◆ **Problem details**
Reproduce the material in full, unchanged.

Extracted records
....

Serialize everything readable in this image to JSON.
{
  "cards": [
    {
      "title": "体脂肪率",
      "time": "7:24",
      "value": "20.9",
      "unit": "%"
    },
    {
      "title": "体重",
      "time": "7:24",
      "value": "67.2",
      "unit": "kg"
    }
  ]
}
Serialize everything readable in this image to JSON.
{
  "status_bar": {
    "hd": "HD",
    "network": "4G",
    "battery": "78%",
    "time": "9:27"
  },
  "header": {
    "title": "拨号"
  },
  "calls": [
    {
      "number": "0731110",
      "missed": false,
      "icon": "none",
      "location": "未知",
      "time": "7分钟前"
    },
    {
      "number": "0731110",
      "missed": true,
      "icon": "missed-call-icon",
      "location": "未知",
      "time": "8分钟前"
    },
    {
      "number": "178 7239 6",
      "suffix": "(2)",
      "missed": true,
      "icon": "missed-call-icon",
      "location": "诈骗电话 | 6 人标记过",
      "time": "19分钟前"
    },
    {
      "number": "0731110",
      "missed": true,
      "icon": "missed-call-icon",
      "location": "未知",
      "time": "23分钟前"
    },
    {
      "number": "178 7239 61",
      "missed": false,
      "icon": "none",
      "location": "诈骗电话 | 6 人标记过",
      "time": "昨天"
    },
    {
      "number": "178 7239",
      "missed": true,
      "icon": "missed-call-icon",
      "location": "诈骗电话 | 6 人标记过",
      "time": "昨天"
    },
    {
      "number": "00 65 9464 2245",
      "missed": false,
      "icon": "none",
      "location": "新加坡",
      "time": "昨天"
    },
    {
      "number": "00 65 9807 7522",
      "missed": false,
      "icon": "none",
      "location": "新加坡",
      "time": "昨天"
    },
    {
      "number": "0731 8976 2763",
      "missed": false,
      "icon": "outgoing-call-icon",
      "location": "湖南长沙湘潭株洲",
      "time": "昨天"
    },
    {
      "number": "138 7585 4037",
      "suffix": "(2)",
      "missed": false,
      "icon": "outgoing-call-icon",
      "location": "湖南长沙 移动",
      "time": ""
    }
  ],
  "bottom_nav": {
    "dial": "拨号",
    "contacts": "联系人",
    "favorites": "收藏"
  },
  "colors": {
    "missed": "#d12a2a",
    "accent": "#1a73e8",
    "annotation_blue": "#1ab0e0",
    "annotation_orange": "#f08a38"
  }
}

....

◆ **Output**
Serialize everything readable in this image to JSON.
{
  "cards": [
    {
      "title": "体脂肪率",
      "time": "7:24",
      "value": "20.9",
      "unit": "%"
    },
    {
      "title": "体重",
      "time": "7:24",
      "value": "67.2",
      "unit": "kg"
    }
  ]
}
Serialize everything readable in this image to JSON.
{
  "status_bar": {
    "hd": "HD",
    "network": "4G",
    "battery": "78%",
    "time": "9:27"
  },
  "header": {
    "title": "拨号"
  },
  "calls": [
    {
      "number": "0731110",
      "missed": false,
      "icon": "none",
      "location": "未知",
      "time": "7分钟前"
    },
    {
      "number": "0731110",
      "missed": true,
      "icon": "missed-call-icon",
      "location": "未知",
      "time": "8分钟前"
    },
    {
      "number": "178 7239 6",
      "suffix": "(2)",
      "missed": true,
      "icon": "missed-call-icon",
      "location": "诈骗电话 | 6 人标记过",
      "time": "19分钟前"
    },
    {
      "number": "0731110",
      "missed": true,
      "icon": "missed-call-icon",
      "location": "未知",
      "time": "23分钟前"
    },
    {
      "number": "178 7239 61",
      "missed": false,
      "icon": "none",
      "location": "诈骗电话 | 6 人标记过",
      "time": "昨天"
    },
    {
      "number": "178 7239",
      "missed": true,
      "icon": "missed-call-icon",
      "location": "诈骗电话 | 6 人标记过",
      "time": "昨天"
    },
    {
      "number": "00 65 9464 2245",
      "missed": false,
      "icon": "none",
      "location": "新加坡",
      "time": "昨天"
    },
    {
      "number": "00 65 9807 7522",
      "missed": false,
      "icon": "none",
      "location": "新加坡",
      "time": "昨天"
    },
    {
      "number": "0731 8976 2763",
      "missed": false,
      "icon": "outgoing-call-icon",
      "location": "湖南长沙湘潭株洲",
      "time": "昨天"
    },
    {
      "number": "138 7585 4037",
      "suffix": "(2)",
      "missed": false,
      "icon": "outgoing-call-icon",
      "location": "湖南长沙 移动",
      "time": ""
    }
  ],
  "bottom_nav": {
    "dial": "拨号",
    "contacts": "联系人",
    "favorites": "收藏"
  },
  "colors": {
    "missed": "#d12a2a",
    "accent": "#1a73e8",
    "annotation_blue": "#1ab0e0",
    "annotation_orange": "#f08a38"
  }
}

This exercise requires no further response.